## EXTRACTED MATERIAL:

--- Begin ---

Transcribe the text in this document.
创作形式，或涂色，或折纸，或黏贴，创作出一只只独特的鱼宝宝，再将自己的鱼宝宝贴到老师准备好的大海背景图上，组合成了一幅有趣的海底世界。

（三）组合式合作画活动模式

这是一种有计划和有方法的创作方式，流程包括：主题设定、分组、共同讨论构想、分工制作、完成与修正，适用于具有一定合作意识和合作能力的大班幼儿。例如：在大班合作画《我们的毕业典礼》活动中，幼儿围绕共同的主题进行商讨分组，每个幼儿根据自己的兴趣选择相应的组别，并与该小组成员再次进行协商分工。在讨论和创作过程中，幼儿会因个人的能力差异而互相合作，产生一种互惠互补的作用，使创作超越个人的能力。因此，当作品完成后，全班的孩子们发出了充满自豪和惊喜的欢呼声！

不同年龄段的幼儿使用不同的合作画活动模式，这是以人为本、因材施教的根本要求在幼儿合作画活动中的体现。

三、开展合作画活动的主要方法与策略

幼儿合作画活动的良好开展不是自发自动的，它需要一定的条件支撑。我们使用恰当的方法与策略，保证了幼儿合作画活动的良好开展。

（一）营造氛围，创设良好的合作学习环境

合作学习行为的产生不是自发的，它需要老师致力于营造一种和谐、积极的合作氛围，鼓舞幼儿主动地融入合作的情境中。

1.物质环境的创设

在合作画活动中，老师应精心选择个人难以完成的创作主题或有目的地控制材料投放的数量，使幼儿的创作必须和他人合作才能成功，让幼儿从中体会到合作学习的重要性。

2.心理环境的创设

--- End ---

## GOAL:
Extract every record and return it verbatim.

## PROBLEM SOLUTION:
Transcribe the text in this document.
创作形式，或涂色，或折纸，或黏贴，创作出一只只独特的鱼宝宝，再将自己的鱼宝宝贴到老师准备好的大海背景图上，组合成了一幅有趣的海底世界。

（三）组合式合作画活动模式

这是一种有计划和有方法的创作方式，流程包括：主题设定、分组、共同讨论构想、分工制作、完成与修正，适用于具有一定合作意识和合作能力的大班幼儿。例如：在大班合作画《我们的毕业典礼》活动中，幼儿围绕共同的主题进行商讨分组，每个幼儿根据自己的兴趣选择相应的组别，并与该小组成员再次进行协商分工。在讨论和创作过程中，幼儿会因个人的能力差异而互相合作，产生一种互惠互补的作用，使创作超越个人的能力。因此，当作品完成后，全班的孩子们发出了充满自豪和惊喜的欢呼声！

不同年龄段的幼儿使用不同的合作画活动模式，这是以人为本、因材施教的根本要求在幼儿合作画活动中的体现。

三、开展合作画活动的主要方法与策略

幼儿合作画活动的良好开展不是自发自动的，它需要一定的条件支撑。我们使用恰当的方法与策略，保证了幼儿合作画活动的良好开展。

（一）营造氛围，创设良好的合作学习环境

合作学习行为的产生不是自发的，它需要老师致力于营造一种和谐、积极的合作氛围，鼓舞幼儿主动地融入合作的情境中。

1.物质环境的创设

在合作画活动中，老师应精心选择个人难以完成的创作主题或有目的地控制材料投放的数量，使幼儿的创作必须和他人合作才能成功，让幼儿从中体会到合作学习的重要性。

2.心理环境的创设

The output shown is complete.